Exactly repeat the material, dropping only the pictures.
--- Start ---
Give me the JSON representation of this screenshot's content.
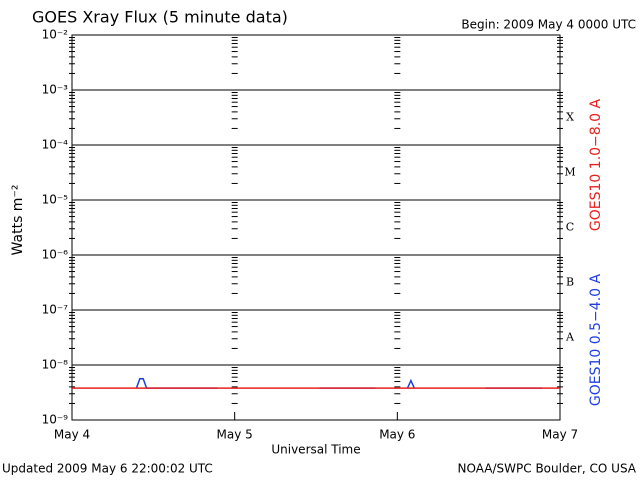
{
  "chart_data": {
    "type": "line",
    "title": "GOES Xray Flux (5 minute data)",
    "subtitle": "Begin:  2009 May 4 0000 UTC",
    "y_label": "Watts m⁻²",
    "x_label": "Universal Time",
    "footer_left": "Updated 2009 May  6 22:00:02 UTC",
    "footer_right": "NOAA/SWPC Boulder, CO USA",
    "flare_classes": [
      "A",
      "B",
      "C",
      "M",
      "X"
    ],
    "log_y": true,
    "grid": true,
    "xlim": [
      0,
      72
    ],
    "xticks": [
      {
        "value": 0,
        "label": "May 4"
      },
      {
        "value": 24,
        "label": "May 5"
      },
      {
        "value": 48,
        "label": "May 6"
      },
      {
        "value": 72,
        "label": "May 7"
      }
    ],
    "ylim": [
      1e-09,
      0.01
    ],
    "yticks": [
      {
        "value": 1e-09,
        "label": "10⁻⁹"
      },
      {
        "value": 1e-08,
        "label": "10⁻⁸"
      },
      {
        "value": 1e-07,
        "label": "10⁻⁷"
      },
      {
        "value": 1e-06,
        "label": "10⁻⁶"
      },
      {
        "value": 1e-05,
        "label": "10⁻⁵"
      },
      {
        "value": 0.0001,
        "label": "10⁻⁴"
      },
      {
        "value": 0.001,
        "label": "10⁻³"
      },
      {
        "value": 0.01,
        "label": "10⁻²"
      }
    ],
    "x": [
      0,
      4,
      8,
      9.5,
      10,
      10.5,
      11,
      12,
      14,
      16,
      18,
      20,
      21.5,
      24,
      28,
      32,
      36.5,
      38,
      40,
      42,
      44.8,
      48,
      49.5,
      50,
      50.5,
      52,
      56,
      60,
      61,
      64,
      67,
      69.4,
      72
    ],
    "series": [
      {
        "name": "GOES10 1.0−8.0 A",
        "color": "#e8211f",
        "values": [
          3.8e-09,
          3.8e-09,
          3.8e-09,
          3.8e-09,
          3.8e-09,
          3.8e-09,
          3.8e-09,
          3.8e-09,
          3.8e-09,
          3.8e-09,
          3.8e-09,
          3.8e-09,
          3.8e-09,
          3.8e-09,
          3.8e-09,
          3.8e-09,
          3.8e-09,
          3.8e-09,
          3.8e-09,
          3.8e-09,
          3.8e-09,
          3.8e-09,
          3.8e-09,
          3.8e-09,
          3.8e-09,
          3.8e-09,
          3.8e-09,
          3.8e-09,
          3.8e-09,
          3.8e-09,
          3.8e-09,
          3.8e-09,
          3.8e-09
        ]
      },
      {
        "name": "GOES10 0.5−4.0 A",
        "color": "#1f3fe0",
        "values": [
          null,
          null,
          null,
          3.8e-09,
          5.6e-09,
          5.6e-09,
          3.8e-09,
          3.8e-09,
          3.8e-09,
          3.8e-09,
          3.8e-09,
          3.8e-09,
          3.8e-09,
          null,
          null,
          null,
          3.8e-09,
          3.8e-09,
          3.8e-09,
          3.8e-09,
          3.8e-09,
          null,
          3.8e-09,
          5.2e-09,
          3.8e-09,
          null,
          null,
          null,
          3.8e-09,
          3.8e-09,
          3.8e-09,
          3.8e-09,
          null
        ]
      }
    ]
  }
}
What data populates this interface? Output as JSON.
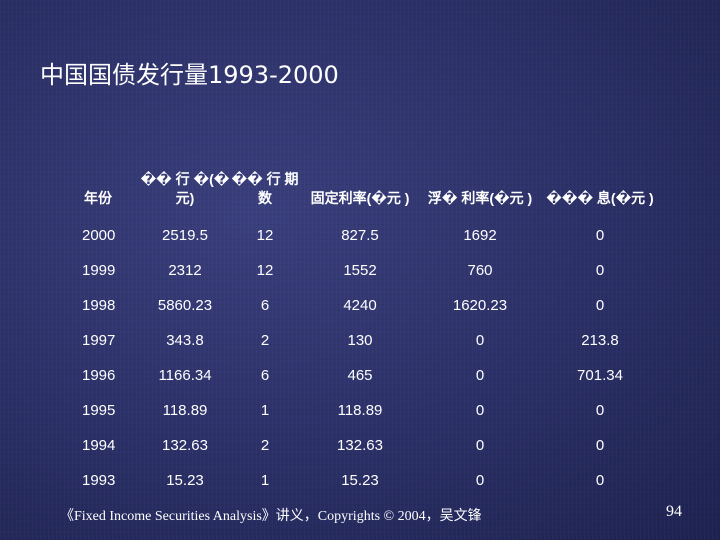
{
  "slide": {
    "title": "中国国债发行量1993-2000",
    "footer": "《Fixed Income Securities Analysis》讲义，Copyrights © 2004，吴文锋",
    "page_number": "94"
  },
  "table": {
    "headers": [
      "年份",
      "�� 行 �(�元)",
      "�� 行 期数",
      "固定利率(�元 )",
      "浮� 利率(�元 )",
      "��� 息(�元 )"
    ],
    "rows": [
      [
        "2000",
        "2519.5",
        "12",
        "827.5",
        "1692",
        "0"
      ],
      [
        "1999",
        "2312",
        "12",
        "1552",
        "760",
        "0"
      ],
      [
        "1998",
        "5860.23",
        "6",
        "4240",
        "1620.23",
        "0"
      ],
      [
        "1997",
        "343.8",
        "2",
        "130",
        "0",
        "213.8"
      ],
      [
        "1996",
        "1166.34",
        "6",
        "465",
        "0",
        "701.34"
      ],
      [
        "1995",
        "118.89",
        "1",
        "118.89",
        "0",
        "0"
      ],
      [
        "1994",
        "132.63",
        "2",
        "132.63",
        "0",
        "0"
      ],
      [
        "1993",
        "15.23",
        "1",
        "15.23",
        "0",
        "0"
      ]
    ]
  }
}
--- End ---
▶ **REPLY TO THE EXERCISE**:
Give me the JSON representation of this screenshot's content.
{
  "chart_data": {
    "type": "line",
    "title": "GOES Xray Flux (5 minute data)",
    "subtitle": "Begin:  2009 May 4 0000 UTC",
    "y_label": "Watts m⁻²",
    "x_label": "Universal Time",
    "footer_left": "Updated 2009 May  6 22:00:02 UTC",
    "footer_right": "NOAA/SWPC Boulder, CO USA",
    "flare_classes": [
      "A",
      "B",
      "C",
      "M",
      "X"
    ],
    "log_y": true,
    "grid": true,
    "xlim": [
      0,
      72
    ],
    "xticks": [
      {
        "value": 0,
        "label": "May 4"
      },
      {
        "value": 24,
        "label": "May 5"
      },
      {
        "value": 48,
        "label": "May 6"
      },
      {
        "value": 72,
        "label": "May 7"
      }
    ],
    "ylim": [
      1e-09,
      0.01
    ],
    "yticks": [
      {
        "value": 1e-09,
        "label": "10⁻⁹"
      },
      {
        "value": 1e-08,
        "label": "10⁻⁸"
      },
      {
        "value": 1e-07,
        "label": "10⁻⁷"
      },
      {
        "value": 1e-06,
        "label": "10⁻⁶"
      },
      {
        "value": 1e-05,
        "label": "10⁻⁵"
      },
      {
        "value": 0.0001,
        "label": "10⁻⁴"
      },
      {
        "value": 0.001,
        "label": "10⁻³"
      },
      {
        "value": 0.01,
        "label": "10⁻²"
      }
    ],
    "x": [
      0,
      4,
      8,
      9.5,
      10,
      10.5,
      11,
      12,
      14,
      16,
      18,
      20,
      21.5,
      24,
      28,
      32,
      36.5,
      38,
      40,
      42,
      44.8,
      48,
      49.5,
      50,
      50.5,
      52,
      56,
      60,
      61,
      64,
      67,
      69.4,
      72
    ],
    "series": [
      {
        "name": "GOES10 1.0−8.0 A",
        "color": "#e8211f",
        "values": [
          3.8e-09,
          3.8e-09,
          3.8e-09,
          3.8e-09,
          3.8e-09,
          3.8e-09,
          3.8e-09,
          3.8e-09,
          3.8e-09,
          3.8e-09,
          3.8e-09,
          3.8e-09,
          3.8e-09,
          3.8e-09,
          3.8e-09,
          3.8e-09,
          3.8e-09,
          3.8e-09,
          3.8e-09,
          3.8e-09,
          3.8e-09,
          3.8e-09,
          3.8e-09,
          3.8e-09,
          3.8e-09,
          3.8e-09,
          3.8e-09,
          3.8e-09,
          3.8e-09,
          3.8e-09,
          3.8e-09,
          3.8e-09,
          3.8e-09
        ]
      },
      {
        "name": "GOES10 0.5−4.0 A",
        "color": "#1f3fe0",
        "values": [
          null,
          null,
          null,
          3.8e-09,
          5.6e-09,
          5.6e-09,
          3.8e-09,
          3.8e-09,
          3.8e-09,
          3.8e-09,
          3.8e-09,
          3.8e-09,
          3.8e-09,
          null,
          null,
          null,
          3.8e-09,
          3.8e-09,
          3.8e-09,
          3.8e-09,
          3.8e-09,
          null,
          3.8e-09,
          5.2e-09,
          3.8e-09,
          null,
          null,
          null,
          3.8e-09,
          3.8e-09,
          3.8e-09,
          3.8e-09,
          null
        ]
      }
    ]
  }
}
What data populates this interface? Output as JSON.
{
  "slide": {
    "title": "中国国债发行量1993-2000",
    "footer": "《Fixed Income Securities Analysis》讲义，Copyrights © 2004，吴文锋",
    "page_number": "94"
  },
  "table": {
    "headers": [
      "年份",
      "�� 行 �(�元)",
      "�� 行 期数",
      "固定利率(�元 )",
      "浮� 利率(�元 )",
      "��� 息(�元 )"
    ],
    "rows": [
      [
        "2000",
        "2519.5",
        "12",
        "827.5",
        "1692",
        "0"
      ],
      [
        "1999",
        "2312",
        "12",
        "1552",
        "760",
        "0"
      ],
      [
        "1998",
        "5860.23",
        "6",
        "4240",
        "1620.23",
        "0"
      ],
      [
        "1997",
        "343.8",
        "2",
        "130",
        "0",
        "213.8"
      ],
      [
        "1996",
        "1166.34",
        "6",
        "465",
        "0",
        "701.34"
      ],
      [
        "1995",
        "118.89",
        "1",
        "118.89",
        "0",
        "0"
      ],
      [
        "1994",
        "132.63",
        "2",
        "132.63",
        "0",
        "0"
      ],
      [
        "1993",
        "15.23",
        "1",
        "15.23",
        "0",
        "0"
      ]
    ]
  }
}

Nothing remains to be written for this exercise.